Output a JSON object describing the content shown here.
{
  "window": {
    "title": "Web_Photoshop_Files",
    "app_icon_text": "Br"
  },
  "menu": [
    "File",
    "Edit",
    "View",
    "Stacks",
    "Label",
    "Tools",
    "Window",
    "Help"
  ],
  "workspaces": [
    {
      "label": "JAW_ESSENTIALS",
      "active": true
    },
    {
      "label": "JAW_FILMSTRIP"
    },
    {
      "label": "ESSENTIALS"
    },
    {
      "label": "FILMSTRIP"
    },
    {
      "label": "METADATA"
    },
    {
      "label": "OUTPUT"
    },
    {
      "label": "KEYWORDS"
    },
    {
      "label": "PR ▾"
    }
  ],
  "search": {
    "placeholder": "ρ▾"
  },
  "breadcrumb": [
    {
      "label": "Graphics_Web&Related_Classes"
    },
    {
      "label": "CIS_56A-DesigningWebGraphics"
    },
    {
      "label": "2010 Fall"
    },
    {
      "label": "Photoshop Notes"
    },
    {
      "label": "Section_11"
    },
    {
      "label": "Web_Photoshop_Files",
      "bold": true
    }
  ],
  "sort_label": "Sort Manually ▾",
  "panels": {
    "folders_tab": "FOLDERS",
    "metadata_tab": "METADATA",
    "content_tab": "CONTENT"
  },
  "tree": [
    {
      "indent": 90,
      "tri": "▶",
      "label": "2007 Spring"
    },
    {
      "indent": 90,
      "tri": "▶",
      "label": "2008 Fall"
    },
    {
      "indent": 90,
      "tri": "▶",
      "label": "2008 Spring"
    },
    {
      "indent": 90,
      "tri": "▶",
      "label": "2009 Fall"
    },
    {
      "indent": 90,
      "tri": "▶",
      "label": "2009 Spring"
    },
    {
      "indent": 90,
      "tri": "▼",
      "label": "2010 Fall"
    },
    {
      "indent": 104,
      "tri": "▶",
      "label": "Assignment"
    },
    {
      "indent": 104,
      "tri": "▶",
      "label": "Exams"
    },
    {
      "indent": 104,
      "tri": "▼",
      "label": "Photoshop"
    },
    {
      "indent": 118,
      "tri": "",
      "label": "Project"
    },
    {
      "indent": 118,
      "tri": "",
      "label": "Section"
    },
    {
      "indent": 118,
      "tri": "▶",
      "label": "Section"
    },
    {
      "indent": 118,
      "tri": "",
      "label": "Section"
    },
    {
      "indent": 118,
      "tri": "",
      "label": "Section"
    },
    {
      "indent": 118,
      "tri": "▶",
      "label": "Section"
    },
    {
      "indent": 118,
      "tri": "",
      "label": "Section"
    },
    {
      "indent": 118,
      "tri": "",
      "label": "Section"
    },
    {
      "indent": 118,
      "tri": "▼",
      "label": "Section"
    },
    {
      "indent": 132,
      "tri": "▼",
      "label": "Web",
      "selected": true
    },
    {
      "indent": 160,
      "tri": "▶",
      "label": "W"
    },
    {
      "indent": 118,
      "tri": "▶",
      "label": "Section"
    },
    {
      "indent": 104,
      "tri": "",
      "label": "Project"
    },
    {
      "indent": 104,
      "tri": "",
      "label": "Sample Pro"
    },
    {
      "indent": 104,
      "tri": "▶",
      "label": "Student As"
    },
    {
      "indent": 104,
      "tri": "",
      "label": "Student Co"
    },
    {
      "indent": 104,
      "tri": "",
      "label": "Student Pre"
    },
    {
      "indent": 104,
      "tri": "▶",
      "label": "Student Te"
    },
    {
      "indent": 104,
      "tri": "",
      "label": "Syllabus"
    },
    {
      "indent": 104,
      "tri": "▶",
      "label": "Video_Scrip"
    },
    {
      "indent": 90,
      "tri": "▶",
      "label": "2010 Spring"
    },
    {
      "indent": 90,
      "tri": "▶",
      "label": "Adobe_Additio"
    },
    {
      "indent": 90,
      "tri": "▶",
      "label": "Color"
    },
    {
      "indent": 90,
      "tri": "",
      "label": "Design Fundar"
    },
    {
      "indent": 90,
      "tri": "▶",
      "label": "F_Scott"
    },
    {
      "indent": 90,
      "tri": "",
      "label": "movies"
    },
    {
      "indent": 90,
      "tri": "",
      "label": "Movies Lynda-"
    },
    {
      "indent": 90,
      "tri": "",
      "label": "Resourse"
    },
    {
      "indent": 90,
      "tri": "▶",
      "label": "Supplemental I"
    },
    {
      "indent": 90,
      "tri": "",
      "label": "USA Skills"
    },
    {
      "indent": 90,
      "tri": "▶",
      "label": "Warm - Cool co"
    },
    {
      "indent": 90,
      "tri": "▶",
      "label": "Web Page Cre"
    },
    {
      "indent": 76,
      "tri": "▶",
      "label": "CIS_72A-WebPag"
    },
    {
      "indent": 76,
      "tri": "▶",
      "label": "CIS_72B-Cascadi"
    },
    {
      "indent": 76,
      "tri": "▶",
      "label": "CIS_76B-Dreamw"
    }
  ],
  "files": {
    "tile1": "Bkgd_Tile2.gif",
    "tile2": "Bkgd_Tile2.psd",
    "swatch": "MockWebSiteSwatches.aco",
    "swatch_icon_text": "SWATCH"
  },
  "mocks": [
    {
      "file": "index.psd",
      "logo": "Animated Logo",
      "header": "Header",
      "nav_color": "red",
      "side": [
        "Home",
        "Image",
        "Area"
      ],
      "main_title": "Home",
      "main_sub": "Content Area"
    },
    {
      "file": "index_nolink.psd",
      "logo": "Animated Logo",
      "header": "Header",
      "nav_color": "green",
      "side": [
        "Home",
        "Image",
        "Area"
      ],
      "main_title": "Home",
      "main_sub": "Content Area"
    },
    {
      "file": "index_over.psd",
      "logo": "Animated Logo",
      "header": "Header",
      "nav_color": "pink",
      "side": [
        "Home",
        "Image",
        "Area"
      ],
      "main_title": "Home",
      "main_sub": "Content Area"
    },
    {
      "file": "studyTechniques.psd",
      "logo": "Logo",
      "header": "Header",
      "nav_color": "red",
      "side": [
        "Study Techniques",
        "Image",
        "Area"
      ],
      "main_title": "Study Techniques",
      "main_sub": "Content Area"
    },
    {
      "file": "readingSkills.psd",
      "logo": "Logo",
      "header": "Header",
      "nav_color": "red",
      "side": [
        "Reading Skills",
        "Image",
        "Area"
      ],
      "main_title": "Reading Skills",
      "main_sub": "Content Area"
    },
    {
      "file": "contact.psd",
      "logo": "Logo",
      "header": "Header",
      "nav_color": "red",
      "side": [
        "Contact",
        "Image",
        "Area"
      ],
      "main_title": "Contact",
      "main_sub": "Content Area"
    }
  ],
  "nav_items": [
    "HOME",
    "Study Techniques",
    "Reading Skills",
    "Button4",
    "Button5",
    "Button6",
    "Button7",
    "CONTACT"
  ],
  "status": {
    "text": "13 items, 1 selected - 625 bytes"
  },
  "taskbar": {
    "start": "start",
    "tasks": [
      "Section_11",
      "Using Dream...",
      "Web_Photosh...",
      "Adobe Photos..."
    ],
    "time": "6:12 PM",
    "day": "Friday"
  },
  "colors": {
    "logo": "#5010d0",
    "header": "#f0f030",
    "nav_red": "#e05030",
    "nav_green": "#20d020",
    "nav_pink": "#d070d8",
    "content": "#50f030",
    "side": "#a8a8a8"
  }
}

******************************

Your objective — Reproduce every line above without error.

Expected output —
Output a JSON object describing the content shown here.
{
  "window": {
    "title": "Web_Photoshop_Files",
    "app_icon_text": "Br"
  },
  "menu": [
    "File",
    "Edit",
    "View",
    "Stacks",
    "Label",
    "Tools",
    "Window",
    "Help"
  ],
  "workspaces": [
    {
      "label": "JAW_ESSENTIALS",
      "active": true
    },
    {
      "label": "JAW_FILMSTRIP"
    },
    {
      "label": "ESSENTIALS"
    },
    {
      "label": "FILMSTRIP"
    },
    {
      "label": "METADATA"
    },
    {
      "label": "OUTPUT"
    },
    {
      "label": "KEYWORDS"
    },
    {
      "label": "PR ▾"
    }
  ],
  "search": {
    "placeholder": "ρ▾"
  },
  "breadcrumb": [
    {
      "label": "Graphics_Web&Related_Classes"
    },
    {
      "label": "CIS_56A-DesigningWebGraphics"
    },
    {
      "label": "2010 Fall"
    },
    {
      "label": "Photoshop Notes"
    },
    {
      "label": "Section_11"
    },
    {
      "label": "Web_Photoshop_Files",
      "bold": true
    }
  ],
  "sort_label": "Sort Manually ▾",
  "panels": {
    "folders_tab": "FOLDERS",
    "metadata_tab": "METADATA",
    "content_tab": "CONTENT"
  },
  "tree": [
    {
      "indent": 90,
      "tri": "▶",
      "label": "2007 Spring"
    },
    {
      "indent": 90,
      "tri": "▶",
      "label": "2008 Fall"
    },
    {
      "indent": 90,
      "tri": "▶",
      "label": "2008 Spring"
    },
    {
      "indent": 90,
      "tri": "▶",
      "label": "2009 Fall"
    },
    {
      "indent": 90,
      "tri": "▶",
      "label": "2009 Spring"
    },
    {
      "indent": 90,
      "tri": "▼",
      "label": "2010 Fall"
    },
    {
      "indent": 104,
      "tri": "▶",
      "label": "Assignment"
    },
    {
      "indent": 104,
      "tri": "▶",
      "label": "Exams"
    },
    {
      "indent": 104,
      "tri": "▼",
      "label": "Photoshop"
    },
    {
      "indent": 118,
      "tri": "",
      "label": "Project"
    },
    {
      "indent": 118,
      "tri": "",
      "label": "Section"
    },
    {
      "indent": 118,
      "tri": "▶",
      "label": "Section"
    },
    {
      "indent": 118,
      "tri": "",
      "label": "Section"
    },
    {
      "indent": 118,
      "tri": "",
      "label": "Section"
    },
    {
      "indent": 118,
      "tri": "▶",
      "label": "Section"
    },
    {
      "indent": 118,
      "tri": "",
      "label": "Section"
    },
    {
      "indent": 118,
      "tri": "",
      "label": "Section"
    },
    {
      "indent": 118,
      "tri": "▼",
      "label": "Section"
    },
    {
      "indent": 132,
      "tri": "▼",
      "label": "Web",
      "selected": true
    },
    {
      "indent": 160,
      "tri": "▶",
      "label": "W"
    },
    {
      "indent": 118,
      "tri": "▶",
      "label": "Section"
    },
    {
      "indent": 104,
      "tri": "",
      "label": "Project"
    },
    {
      "indent": 104,
      "tri": "",
      "label": "Sample Pro"
    },
    {
      "indent": 104,
      "tri": "▶",
      "label": "Student As"
    },
    {
      "indent": 104,
      "tri": "",
      "label": "Student Co"
    },
    {
      "indent": 104,
      "tri": "",
      "label": "Student Pre"
    },
    {
      "indent": 104,
      "tri": "▶",
      "label": "Student Te"
    },
    {
      "indent": 104,
      "tri": "",
      "label": "Syllabus"
    },
    {
      "indent": 104,
      "tri": "▶",
      "label": "Video_Scrip"
    },
    {
      "indent": 90,
      "tri": "▶",
      "label": "2010 Spring"
    },
    {
      "indent": 90,
      "tri": "▶",
      "label": "Adobe_Additio"
    },
    {
      "indent": 90,
      "tri": "▶",
      "label": "Color"
    },
    {
      "indent": 90,
      "tri": "",
      "label": "Design Fundar"
    },
    {
      "indent": 90,
      "tri": "▶",
      "label": "F_Scott"
    },
    {
      "indent": 90,
      "tri": "",
      "label": "movies"
    },
    {
      "indent": 90,
      "tri": "",
      "label": "Movies Lynda-"
    },
    {
      "indent": 90,
      "tri": "",
      "label": "Resourse"
    },
    {
      "indent": 90,
      "tri": "▶",
      "label": "Supplemental I"
    },
    {
      "indent": 90,
      "tri": "",
      "label": "USA Skills"
    },
    {
      "indent": 90,
      "tri": "▶",
      "label": "Warm - Cool co"
    },
    {
      "indent": 90,
      "tri": "▶",
      "label": "Web Page Cre"
    },
    {
      "indent": 76,
      "tri": "▶",
      "label": "CIS_72A-WebPag"
    },
    {
      "indent": 76,
      "tri": "▶",
      "label": "CIS_72B-Cascadi"
    },
    {
      "indent": 76,
      "tri": "▶",
      "label": "CIS_76B-Dreamw"
    }
  ],
  "files": {
    "tile1": "Bkgd_Tile2.gif",
    "tile2": "Bkgd_Tile2.psd",
    "swatch": "MockWebSiteSwatches.aco",
    "swatch_icon_text": "SWATCH"
  },
  "mocks": [
    {
      "file": "index.psd",
      "logo": "Animated Logo",
      "header": "Header",
      "nav_color": "red",
      "side": [
        "Home",
        "Image",
        "Area"
      ],
      "main_title": "Home",
      "main_sub": "Content Area"
    },
    {
      "file": "index_nolink.psd",
      "logo": "Animated Logo",
      "header": "Header",
      "nav_color": "green",
      "side": [
        "Home",
        "Image",
        "Area"
      ],
      "main_title": "Home",
      "main_sub": "Content Area"
    },
    {
      "file": "index_over.psd",
      "logo": "Animated Logo",
      "header": "Header",
      "nav_color": "pink",
      "side": [
        "Home",
        "Image",
        "Area"
      ],
      "main_title": "Home",
      "main_sub": "Content Area"
    },
    {
      "file": "studyTechniques.psd",
      "logo": "Logo",
      "header": "Header",
      "nav_color": "red",
      "side": [
        "Study Techniques",
        "Image",
        "Area"
      ],
      "main_title": "Study Techniques",
      "main_sub": "Content Area"
    },
    {
      "file": "readingSkills.psd",
      "logo": "Logo",
      "header": "Header",
      "nav_color": "red",
      "side": [
        "Reading Skills",
        "Image",
        "Area"
      ],
      "main_title": "Reading Skills",
      "main_sub": "Content Area"
    },
    {
      "file": "contact.psd",
      "logo": "Logo",
      "header": "Header",
      "nav_color": "red",
      "side": [
        "Contact",
        "Image",
        "Area"
      ],
      "main_title": "Contact",
      "main_sub": "Content Area"
    }
  ],
  "nav_items": [
    "HOME",
    "Study Techniques",
    "Reading Skills",
    "Button4",
    "Button5",
    "Button6",
    "Button7",
    "CONTACT"
  ],
  "status": {
    "text": "13 items, 1 selected - 625 bytes"
  },
  "taskbar": {
    "start": "start",
    "tasks": [
      "Section_11",
      "Using Dream...",
      "Web_Photosh...",
      "Adobe Photos..."
    ],
    "time": "6:12 PM",
    "day": "Friday"
  },
  "colors": {
    "logo": "#5010d0",
    "header": "#f0f030",
    "nav_red": "#e05030",
    "nav_green": "#20d020",
    "nav_pink": "#d070d8",
    "content": "#50f030",
    "side": "#a8a8a8"
  }
}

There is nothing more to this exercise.